AIM
Will you quote all of the entries, word for word?

[Data entries]
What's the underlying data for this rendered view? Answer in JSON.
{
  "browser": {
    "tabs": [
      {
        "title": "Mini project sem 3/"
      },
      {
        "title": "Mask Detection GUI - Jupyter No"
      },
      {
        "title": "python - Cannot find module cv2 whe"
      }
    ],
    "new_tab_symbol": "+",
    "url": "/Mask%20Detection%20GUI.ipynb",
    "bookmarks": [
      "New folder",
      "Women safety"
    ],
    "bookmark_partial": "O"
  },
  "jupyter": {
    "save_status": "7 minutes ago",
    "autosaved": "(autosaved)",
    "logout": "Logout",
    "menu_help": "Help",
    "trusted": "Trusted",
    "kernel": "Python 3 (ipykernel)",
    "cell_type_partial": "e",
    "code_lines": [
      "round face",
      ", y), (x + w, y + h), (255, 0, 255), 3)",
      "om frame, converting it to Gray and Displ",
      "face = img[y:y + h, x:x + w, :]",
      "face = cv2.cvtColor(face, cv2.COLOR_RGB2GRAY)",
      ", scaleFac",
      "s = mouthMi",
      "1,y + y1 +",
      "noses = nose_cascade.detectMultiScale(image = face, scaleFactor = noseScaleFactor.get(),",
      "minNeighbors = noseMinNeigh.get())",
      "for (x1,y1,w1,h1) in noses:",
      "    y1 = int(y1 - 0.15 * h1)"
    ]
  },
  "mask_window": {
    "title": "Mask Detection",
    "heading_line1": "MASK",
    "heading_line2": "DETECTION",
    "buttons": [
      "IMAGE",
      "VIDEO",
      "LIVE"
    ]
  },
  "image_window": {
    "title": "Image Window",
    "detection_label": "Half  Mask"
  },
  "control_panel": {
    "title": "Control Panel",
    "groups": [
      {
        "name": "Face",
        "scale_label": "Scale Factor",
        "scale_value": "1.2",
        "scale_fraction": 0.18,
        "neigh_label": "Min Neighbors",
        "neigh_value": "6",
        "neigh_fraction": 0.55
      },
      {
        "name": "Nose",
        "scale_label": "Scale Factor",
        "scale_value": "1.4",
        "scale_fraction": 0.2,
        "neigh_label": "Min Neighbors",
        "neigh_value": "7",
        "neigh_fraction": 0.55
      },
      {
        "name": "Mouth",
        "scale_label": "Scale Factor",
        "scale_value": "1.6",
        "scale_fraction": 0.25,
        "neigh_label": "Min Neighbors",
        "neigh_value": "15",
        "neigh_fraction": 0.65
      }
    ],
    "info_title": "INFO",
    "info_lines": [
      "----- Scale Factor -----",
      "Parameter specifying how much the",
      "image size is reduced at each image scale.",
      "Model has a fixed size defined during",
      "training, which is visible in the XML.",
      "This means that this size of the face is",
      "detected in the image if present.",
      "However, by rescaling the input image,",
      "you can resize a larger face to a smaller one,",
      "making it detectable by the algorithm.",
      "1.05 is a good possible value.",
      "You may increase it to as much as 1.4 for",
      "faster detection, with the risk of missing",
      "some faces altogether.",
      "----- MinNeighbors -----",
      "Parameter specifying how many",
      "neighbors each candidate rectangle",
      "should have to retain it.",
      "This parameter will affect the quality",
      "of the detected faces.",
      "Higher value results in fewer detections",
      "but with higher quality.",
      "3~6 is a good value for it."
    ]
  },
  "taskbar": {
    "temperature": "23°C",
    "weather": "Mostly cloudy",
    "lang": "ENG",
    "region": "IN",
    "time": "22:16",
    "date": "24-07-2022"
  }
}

FINAL RESULT
What's the underlying data for this rendered view? Answer in JSON.
{
  "browser": {
    "tabs": [
      {
        "title": "Mini project sem 3/"
      },
      {
        "title": "Mask Detection GUI - Jupyter No"
      },
      {
        "title": "python - Cannot find module cv2 whe"
      }
    ],
    "new_tab_symbol": "+",
    "url": "/Mask%20Detection%20GUI.ipynb",
    "bookmarks": [
      "New folder",
      "Women safety"
    ],
    "bookmark_partial": "O"
  },
  "jupyter": {
    "save_status": "7 minutes ago",
    "autosaved": "(autosaved)",
    "logout": "Logout",
    "menu_help": "Help",
    "trusted": "Trusted",
    "kernel": "Python 3 (ipykernel)",
    "cell_type_partial": "e",
    "code_lines": [
      "round face",
      ", y), (x + w, y + h), (255, 0, 255), 3)",
      "om frame, converting it to Gray and Displ",
      "face = img[y:y + h, x:x + w, :]",
      "face = cv2.cvtColor(face, cv2.COLOR_RGB2GRAY)",
      ", scaleFac",
      "s = mouthMi",
      "1,y + y1 +",
      "noses = nose_cascade.detectMultiScale(image = face, scaleFactor = noseScaleFactor.get(),",
      "minNeighbors = noseMinNeigh.get())",
      "for (x1,y1,w1,h1) in noses:",
      "    y1 = int(y1 - 0.15 * h1)"
    ]
  },
  "mask_window": {
    "title": "Mask Detection",
    "heading_line1": "MASK",
    "heading_line2": "DETECTION",
    "buttons": [
      "IMAGE",
      "VIDEO",
      "LIVE"
    ]
  },
  "image_window": {
    "title": "Image Window",
    "detection_label": "Half  Mask"
  },
  "control_panel": {
    "title": "Control Panel",
    "groups": [
      {
        "name": "Face",
        "scale_label": "Scale Factor",
        "scale_value": "1.2",
        "scale_fraction": 0.18,
        "neigh_label": "Min Neighbors",
        "neigh_value": "6",
        "neigh_fraction": 0.55
      },
      {
        "name": "Nose",
        "scale_label": "Scale Factor",
        "scale_value": "1.4",
        "scale_fraction": 0.2,
        "neigh_label": "Min Neighbors",
        "neigh_value": "7",
        "neigh_fraction": 0.55
      },
      {
        "name": "Mouth",
        "scale_label": "Scale Factor",
        "scale_value": "1.6",
        "scale_fraction": 0.25,
        "neigh_label": "Min Neighbors",
        "neigh_value": "15",
        "neigh_fraction": 0.65
      }
    ],
    "info_title": "INFO",
    "info_lines": [
      "----- Scale Factor -----",
      "Parameter specifying how much the",
      "image size is reduced at each image scale.",
      "Model has a fixed size defined during",
      "training, which is visible in the XML.",
      "This means that this size of the face is",
      "detected in the image if present.",
      "However, by rescaling the input image,",
      "you can resize a larger face to a smaller one,",
      "making it detectable by the algorithm.",
      "1.05 is a good possible value.",
      "You may increase it to as much as 1.4 for",
      "faster detection, with the risk of missing",
      "some faces altogether.",
      "----- MinNeighbors -----",
      "Parameter specifying how many",
      "neighbors each candidate rectangle",
      "should have to retain it.",
      "This parameter will affect the quality",
      "of the detected faces.",
      "Higher value results in fewer detections",
      "but with higher quality.",
      "3~6 is a good value for it."
    ]
  },
  "taskbar": {
    "temperature": "23°C",
    "weather": "Mostly cloudy",
    "lang": "ENG",
    "region": "IN",
    "time": "22:16",
    "date": "24-07-2022"
  }
}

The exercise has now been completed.